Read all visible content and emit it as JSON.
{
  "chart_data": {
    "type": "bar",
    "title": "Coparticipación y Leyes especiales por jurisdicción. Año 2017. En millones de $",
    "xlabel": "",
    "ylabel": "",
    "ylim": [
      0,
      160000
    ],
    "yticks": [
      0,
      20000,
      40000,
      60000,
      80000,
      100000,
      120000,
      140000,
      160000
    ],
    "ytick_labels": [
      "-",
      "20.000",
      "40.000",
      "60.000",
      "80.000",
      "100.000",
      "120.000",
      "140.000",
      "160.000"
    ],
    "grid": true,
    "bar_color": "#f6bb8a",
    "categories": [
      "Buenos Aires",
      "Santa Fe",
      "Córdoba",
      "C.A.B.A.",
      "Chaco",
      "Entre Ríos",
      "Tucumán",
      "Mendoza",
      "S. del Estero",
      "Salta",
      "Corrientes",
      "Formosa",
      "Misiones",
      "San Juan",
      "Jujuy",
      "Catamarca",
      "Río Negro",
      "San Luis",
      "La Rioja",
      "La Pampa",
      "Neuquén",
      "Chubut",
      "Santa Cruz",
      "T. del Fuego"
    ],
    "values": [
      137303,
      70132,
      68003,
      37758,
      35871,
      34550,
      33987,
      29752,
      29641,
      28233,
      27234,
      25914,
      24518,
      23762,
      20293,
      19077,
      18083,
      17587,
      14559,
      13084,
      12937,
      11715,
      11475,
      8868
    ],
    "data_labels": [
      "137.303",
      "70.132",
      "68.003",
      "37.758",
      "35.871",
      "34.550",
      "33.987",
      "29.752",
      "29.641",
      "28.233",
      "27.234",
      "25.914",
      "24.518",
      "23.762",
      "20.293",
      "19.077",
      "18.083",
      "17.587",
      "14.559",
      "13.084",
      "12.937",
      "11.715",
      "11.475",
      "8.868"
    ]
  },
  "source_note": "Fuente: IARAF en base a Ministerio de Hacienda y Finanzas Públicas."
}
------------------------------------------------------------
◆ Short exercise
Repeat the entries exactly, all of them.

◆ Completed task
Read all visible content and emit it as JSON.
{
  "chart_data": {
    "type": "bar",
    "title": "Coparticipación y Leyes especiales por jurisdicción. Año 2017. En millones de $",
    "xlabel": "",
    "ylabel": "",
    "ylim": [
      0,
      160000
    ],
    "yticks": [
      0,
      20000,
      40000,
      60000,
      80000,
      100000,
      120000,
      140000,
      160000
    ],
    "ytick_labels": [
      "-",
      "20.000",
      "40.000",
      "60.000",
      "80.000",
      "100.000",
      "120.000",
      "140.000",
      "160.000"
    ],
    "grid": true,
    "bar_color": "#f6bb8a",
    "categories": [
      "Buenos Aires",
      "Santa Fe",
      "Córdoba",
      "C.A.B.A.",
      "Chaco",
      "Entre Ríos",
      "Tucumán",
      "Mendoza",
      "S. del Estero",
      "Salta",
      "Corrientes",
      "Formosa",
      "Misiones",
      "San Juan",
      "Jujuy",
      "Catamarca",
      "Río Negro",
      "San Luis",
      "La Rioja",
      "La Pampa",
      "Neuquén",
      "Chubut",
      "Santa Cruz",
      "T. del Fuego"
    ],
    "values": [
      137303,
      70132,
      68003,
      37758,
      35871,
      34550,
      33987,
      29752,
      29641,
      28233,
      27234,
      25914,
      24518,
      23762,
      20293,
      19077,
      18083,
      17587,
      14559,
      13084,
      12937,
      11715,
      11475,
      8868
    ],
    "data_labels": [
      "137.303",
      "70.132",
      "68.003",
      "37.758",
      "35.871",
      "34.550",
      "33.987",
      "29.752",
      "29.641",
      "28.233",
      "27.234",
      "25.914",
      "24.518",
      "23.762",
      "20.293",
      "19.077",
      "18.083",
      "17.587",
      "14.559",
      "13.084",
      "12.937",
      "11.715",
      "11.475",
      "8.868"
    ]
  },
  "source_note": "Fuente: IARAF en base a Ministerio de Hacienda y Finanzas Públicas."
}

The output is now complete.